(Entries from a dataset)
= = = =

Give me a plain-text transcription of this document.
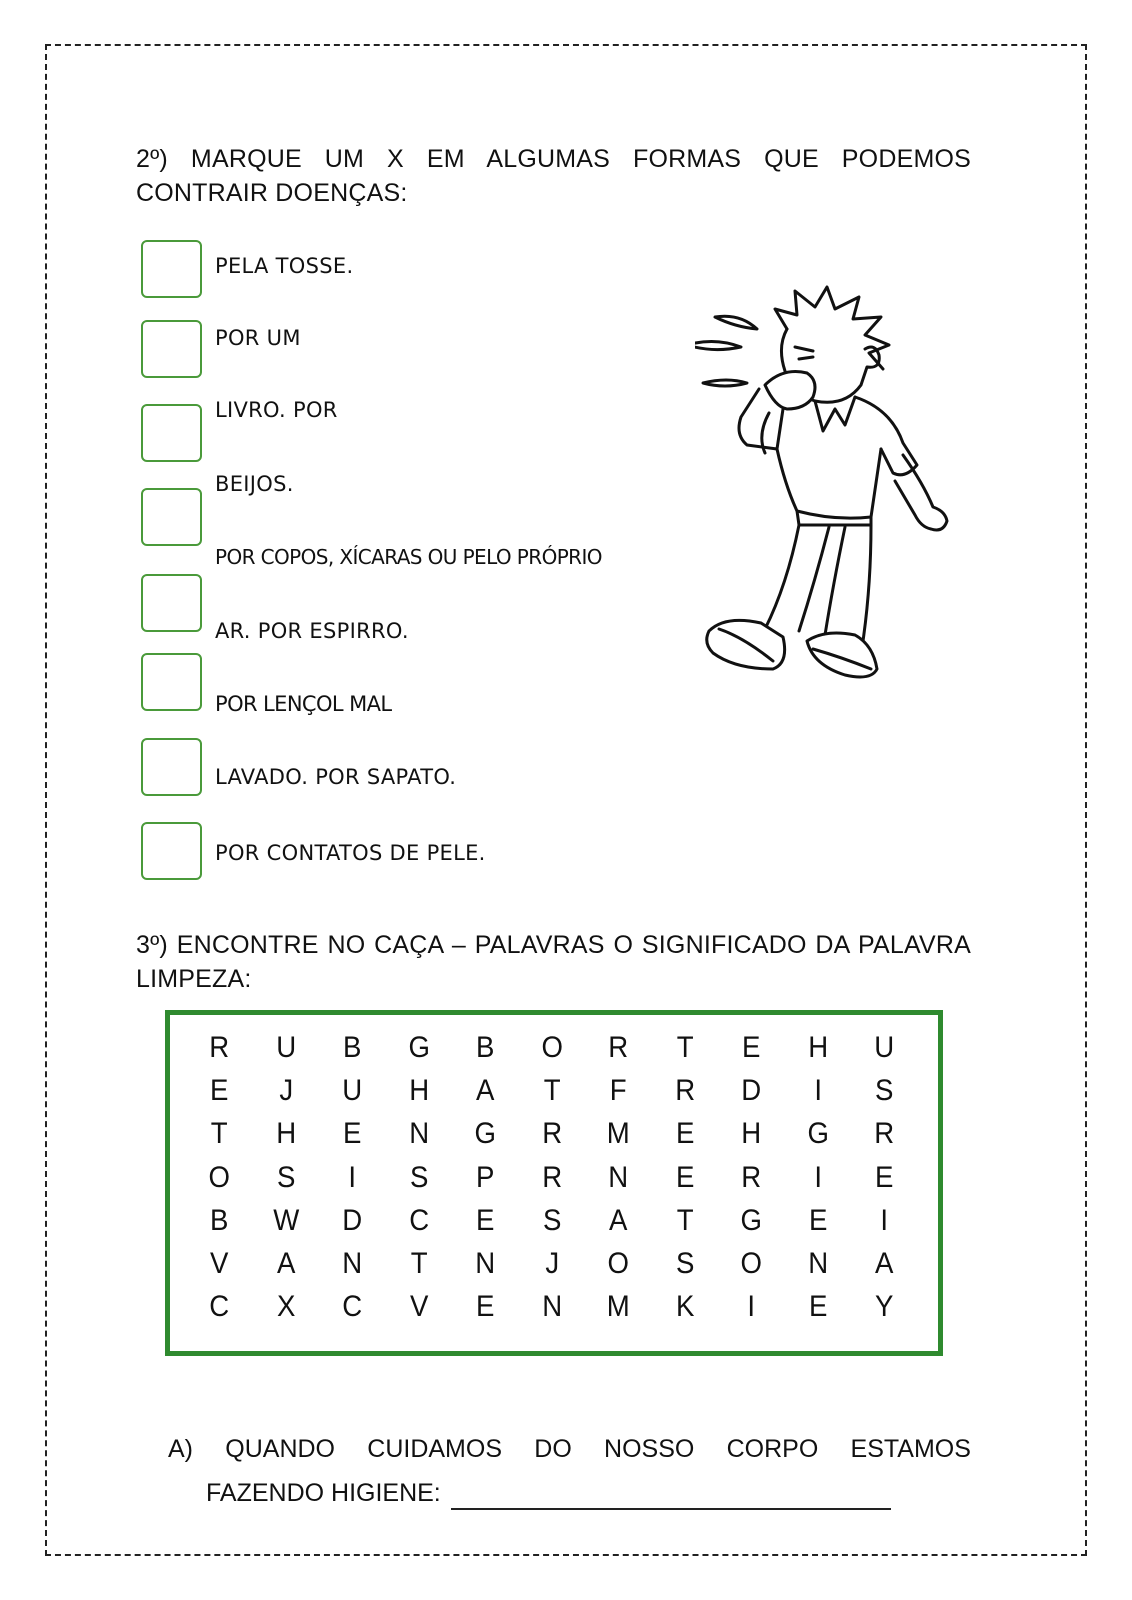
2º) MARQUE UM X EM ALGUMAS FORMAS QUE PODEMOS CONTRAIR DOENÇAS:
PELA TOSSE.
POR UM
LIVRO. POR
BEIJOS.
POR COPOS, XÍCARAS OU PELO PRÓPRIO
AR. POR ESPIRRO.
POR LENÇOL MAL
LAVADO. POR SAPATO.
POR CONTATOS DE PELE.
3º) ENCONTRE NO CAÇA – PALAVRAS O SIGNIFICADO DA PALAVRA LIMPEZA:
R	U	B	G	B	O	R	T	E	H	U
E	J	U	H	A	T	F	R	D	I	S
T	H	E	N	G	R	M	E	H	G	R
O	S	I	S	P	R	N	E	R	I	E
B	W	D	C	E	S	A	T	G	E	I
V	A	N	T	N	J	O	S	O	N	A
C	X	C	V	E	N	M	K	I	E	Y
A) QUANDO CUIDAMOS DO NOSSO CORPO ESTAMOS
FAZENDO HIGIENE:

= = = =

> _Task directions_: Give an exact reproduction of every line, leaving out any picture.

> _Solution to the problem_:
Give me a plain-text transcription of this document.
2º) MARQUE UM X EM ALGUMAS FORMAS QUE PODEMOS CONTRAIR DOENÇAS:
PELA TOSSE.
POR UM
LIVRO. POR
BEIJOS.
POR COPOS, XÍCARAS OU PELO PRÓPRIO
AR. POR ESPIRRO.
POR LENÇOL MAL
LAVADO. POR SAPATO.
POR CONTATOS DE PELE.
3º) ENCONTRE NO CAÇA – PALAVRAS O SIGNIFICADO DA PALAVRA LIMPEZA:
R	U	B	G	B	O	R	T	E	H	U
E	J	U	H	A	T	F	R	D	I	S
T	H	E	N	G	R	M	E	H	G	R
O	S	I	S	P	R	N	E	R	I	E
B	W	D	C	E	S	A	T	G	E	I
V	A	N	T	N	J	O	S	O	N	A
C	X	C	V	E	N	M	K	I	E	Y
A) QUANDO CUIDAMOS DO NOSSO CORPO ESTAMOS
FAZENDO HIGIENE:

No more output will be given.